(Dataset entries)
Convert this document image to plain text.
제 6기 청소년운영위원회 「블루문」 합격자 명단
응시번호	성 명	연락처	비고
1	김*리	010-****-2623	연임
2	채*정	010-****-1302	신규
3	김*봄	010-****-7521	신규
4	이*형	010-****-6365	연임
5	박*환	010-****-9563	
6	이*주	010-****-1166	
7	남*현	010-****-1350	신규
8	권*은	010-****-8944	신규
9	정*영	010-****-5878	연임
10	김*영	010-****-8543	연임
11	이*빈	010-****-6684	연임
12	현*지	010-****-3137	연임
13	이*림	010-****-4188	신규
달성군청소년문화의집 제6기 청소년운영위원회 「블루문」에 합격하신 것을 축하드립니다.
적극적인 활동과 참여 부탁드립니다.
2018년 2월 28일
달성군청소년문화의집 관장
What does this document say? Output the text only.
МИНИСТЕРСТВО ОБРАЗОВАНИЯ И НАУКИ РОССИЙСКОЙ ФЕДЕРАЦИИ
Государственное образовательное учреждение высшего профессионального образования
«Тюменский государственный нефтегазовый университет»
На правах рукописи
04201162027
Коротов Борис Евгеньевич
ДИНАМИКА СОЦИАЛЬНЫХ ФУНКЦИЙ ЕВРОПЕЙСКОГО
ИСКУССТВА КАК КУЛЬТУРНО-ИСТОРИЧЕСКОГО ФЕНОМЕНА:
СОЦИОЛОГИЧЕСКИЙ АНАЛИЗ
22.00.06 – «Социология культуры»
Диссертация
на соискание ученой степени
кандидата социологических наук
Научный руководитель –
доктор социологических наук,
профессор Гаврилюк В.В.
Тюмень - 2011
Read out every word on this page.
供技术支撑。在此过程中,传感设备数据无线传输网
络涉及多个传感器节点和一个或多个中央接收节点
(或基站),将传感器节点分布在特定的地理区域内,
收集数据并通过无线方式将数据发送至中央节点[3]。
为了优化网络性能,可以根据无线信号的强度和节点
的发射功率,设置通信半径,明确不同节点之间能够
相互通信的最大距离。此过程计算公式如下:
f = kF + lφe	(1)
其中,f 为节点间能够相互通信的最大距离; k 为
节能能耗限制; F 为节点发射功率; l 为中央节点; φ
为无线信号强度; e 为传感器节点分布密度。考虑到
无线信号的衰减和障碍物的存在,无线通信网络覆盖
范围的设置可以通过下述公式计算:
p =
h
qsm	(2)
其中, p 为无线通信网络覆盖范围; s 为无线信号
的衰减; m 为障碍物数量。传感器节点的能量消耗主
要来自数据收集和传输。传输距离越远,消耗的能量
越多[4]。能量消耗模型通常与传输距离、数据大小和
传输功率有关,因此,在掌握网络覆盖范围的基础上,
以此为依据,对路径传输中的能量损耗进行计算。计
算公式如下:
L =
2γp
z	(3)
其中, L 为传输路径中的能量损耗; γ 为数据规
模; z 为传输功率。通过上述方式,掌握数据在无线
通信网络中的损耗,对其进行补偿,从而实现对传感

_Prompt_
Reply with the number of lines in the data that include the string "달성군청소년문화의집" and nothing else.

_Answer_
2